--- BEGIN ---

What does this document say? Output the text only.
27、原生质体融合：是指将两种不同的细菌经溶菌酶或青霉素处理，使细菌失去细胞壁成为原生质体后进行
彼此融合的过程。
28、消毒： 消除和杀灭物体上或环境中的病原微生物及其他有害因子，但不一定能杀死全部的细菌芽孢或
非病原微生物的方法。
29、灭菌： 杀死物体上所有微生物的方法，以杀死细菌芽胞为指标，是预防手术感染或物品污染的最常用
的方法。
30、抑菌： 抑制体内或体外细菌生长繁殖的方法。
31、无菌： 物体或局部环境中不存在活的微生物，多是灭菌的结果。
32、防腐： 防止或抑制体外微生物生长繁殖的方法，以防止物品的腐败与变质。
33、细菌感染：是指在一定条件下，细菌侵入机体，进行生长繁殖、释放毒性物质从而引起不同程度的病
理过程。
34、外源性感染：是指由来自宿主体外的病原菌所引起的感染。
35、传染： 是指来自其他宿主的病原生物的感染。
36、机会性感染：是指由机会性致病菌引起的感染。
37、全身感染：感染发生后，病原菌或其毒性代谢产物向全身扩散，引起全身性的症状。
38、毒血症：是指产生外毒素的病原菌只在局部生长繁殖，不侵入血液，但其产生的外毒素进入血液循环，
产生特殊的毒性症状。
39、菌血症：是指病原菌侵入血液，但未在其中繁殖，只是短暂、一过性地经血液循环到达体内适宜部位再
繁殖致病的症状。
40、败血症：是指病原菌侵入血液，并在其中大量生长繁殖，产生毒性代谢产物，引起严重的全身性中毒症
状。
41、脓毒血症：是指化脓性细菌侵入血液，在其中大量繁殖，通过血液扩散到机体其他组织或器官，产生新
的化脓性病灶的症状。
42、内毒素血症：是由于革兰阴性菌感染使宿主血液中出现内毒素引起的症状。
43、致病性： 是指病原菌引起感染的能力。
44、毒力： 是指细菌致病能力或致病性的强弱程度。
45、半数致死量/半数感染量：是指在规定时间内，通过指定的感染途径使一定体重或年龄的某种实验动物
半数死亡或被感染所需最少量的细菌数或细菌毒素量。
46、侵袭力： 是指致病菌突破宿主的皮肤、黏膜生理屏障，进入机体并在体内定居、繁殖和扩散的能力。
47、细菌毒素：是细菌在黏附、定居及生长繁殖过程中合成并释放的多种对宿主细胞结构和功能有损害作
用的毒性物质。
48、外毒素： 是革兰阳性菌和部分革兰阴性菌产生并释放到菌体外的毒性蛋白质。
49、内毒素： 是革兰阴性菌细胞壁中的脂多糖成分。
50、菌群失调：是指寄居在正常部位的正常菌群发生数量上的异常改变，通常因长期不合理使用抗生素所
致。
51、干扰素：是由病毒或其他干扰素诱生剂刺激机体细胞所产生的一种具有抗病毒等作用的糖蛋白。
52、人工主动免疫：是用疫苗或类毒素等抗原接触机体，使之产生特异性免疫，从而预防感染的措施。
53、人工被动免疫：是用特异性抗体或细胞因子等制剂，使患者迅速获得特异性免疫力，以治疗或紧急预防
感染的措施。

--- END ---

What the task requires:
Print back all the lines verbatim.

Finished task:
What does this document say? Output the text only.
27、原生质体融合：是指将两种不同的细菌经溶菌酶或青霉素处理，使细菌失去细胞壁成为原生质体后进行
彼此融合的过程。
28、消毒： 消除和杀灭物体上或环境中的病原微生物及其他有害因子，但不一定能杀死全部的细菌芽孢或
非病原微生物的方法。
29、灭菌： 杀死物体上所有微生物的方法，以杀死细菌芽胞为指标，是预防手术感染或物品污染的最常用
的方法。
30、抑菌： 抑制体内或体外细菌生长繁殖的方法。
31、无菌： 物体或局部环境中不存在活的微生物，多是灭菌的结果。
32、防腐： 防止或抑制体外微生物生长繁殖的方法，以防止物品的腐败与变质。
33、细菌感染：是指在一定条件下，细菌侵入机体，进行生长繁殖、释放毒性物质从而引起不同程度的病
理过程。
34、外源性感染：是指由来自宿主体外的病原菌所引起的感染。
35、传染： 是指来自其他宿主的病原生物的感染。
36、机会性感染：是指由机会性致病菌引起的感染。
37、全身感染：感染发生后，病原菌或其毒性代谢产物向全身扩散，引起全身性的症状。
38、毒血症：是指产生外毒素的病原菌只在局部生长繁殖，不侵入血液，但其产生的外毒素进入血液循环，
产生特殊的毒性症状。
39、菌血症：是指病原菌侵入血液，但未在其中繁殖，只是短暂、一过性地经血液循环到达体内适宜部位再
繁殖致病的症状。
40、败血症：是指病原菌侵入血液，并在其中大量生长繁殖，产生毒性代谢产物，引起严重的全身性中毒症
状。
41、脓毒血症：是指化脓性细菌侵入血液，在其中大量繁殖，通过血液扩散到机体其他组织或器官，产生新
的化脓性病灶的症状。
42、内毒素血症：是由于革兰阴性菌感染使宿主血液中出现内毒素引起的症状。
43、致病性： 是指病原菌引起感染的能力。
44、毒力： 是指细菌致病能力或致病性的强弱程度。
45、半数致死量/半数感染量：是指在规定时间内，通过指定的感染途径使一定体重或年龄的某种实验动物
半数死亡或被感染所需最少量的细菌数或细菌毒素量。
46、侵袭力： 是指致病菌突破宿主的皮肤、黏膜生理屏障，进入机体并在体内定居、繁殖和扩散的能力。
47、细菌毒素：是细菌在黏附、定居及生长繁殖过程中合成并释放的多种对宿主细胞结构和功能有损害作
用的毒性物质。
48、外毒素： 是革兰阳性菌和部分革兰阴性菌产生并释放到菌体外的毒性蛋白质。
49、内毒素： 是革兰阴性菌细胞壁中的脂多糖成分。
50、菌群失调：是指寄居在正常部位的正常菌群发生数量上的异常改变，通常因长期不合理使用抗生素所
致。
51、干扰素：是由病毒或其他干扰素诱生剂刺激机体细胞所产生的一种具有抗病毒等作用的糖蛋白。
52、人工主动免疫：是用疫苗或类毒素等抗原接触机体，使之产生特异性免疫，从而预防感染的措施。
53、人工被动免疫：是用特异性抗体或细胞因子等制剂，使患者迅速获得特异性免疫力，以治疗或紧急预防
感染的措施。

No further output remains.